— STATED EXERCISE —
Provide only the number of lines in the data below that contain the string "χωρῶν".

— AVAILABLE DATA —
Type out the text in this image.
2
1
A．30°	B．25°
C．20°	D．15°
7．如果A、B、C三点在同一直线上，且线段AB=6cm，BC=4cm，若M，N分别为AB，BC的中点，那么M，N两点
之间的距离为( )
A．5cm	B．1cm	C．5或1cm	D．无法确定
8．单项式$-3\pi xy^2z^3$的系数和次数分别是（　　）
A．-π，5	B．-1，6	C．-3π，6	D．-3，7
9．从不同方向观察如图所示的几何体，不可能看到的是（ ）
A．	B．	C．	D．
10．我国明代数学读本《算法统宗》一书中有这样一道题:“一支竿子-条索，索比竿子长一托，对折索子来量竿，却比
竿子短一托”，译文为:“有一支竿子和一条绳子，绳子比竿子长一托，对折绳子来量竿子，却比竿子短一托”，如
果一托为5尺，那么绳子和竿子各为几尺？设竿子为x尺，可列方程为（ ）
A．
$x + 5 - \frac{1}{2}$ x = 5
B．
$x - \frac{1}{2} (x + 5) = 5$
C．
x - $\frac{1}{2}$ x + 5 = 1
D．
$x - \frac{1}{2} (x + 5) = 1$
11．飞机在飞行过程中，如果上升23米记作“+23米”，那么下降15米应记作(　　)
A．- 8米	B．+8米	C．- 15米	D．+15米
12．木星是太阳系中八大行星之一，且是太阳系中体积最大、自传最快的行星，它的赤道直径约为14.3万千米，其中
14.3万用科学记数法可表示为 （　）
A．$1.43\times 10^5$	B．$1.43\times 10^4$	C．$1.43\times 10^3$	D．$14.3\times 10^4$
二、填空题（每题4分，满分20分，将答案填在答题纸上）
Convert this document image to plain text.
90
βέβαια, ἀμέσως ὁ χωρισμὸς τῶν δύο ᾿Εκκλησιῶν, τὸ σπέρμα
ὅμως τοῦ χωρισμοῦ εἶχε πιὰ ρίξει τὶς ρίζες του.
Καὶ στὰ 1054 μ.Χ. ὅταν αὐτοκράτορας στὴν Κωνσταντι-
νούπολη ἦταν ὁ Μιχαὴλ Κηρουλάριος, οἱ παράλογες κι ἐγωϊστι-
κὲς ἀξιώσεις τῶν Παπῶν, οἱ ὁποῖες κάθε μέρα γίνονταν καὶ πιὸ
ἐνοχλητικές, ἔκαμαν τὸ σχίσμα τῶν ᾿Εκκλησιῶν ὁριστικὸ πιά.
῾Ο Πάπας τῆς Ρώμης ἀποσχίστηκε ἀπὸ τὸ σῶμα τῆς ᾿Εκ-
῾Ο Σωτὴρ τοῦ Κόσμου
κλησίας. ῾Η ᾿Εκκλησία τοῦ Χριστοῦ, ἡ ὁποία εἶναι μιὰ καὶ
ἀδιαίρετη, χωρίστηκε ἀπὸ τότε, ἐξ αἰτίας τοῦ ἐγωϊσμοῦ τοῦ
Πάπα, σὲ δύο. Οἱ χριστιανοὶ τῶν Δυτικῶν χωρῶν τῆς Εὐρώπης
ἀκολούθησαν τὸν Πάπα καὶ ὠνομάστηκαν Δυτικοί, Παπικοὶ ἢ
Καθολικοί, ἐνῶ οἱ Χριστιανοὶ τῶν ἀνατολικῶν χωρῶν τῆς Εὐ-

— COMPLETED EXERCISE —
2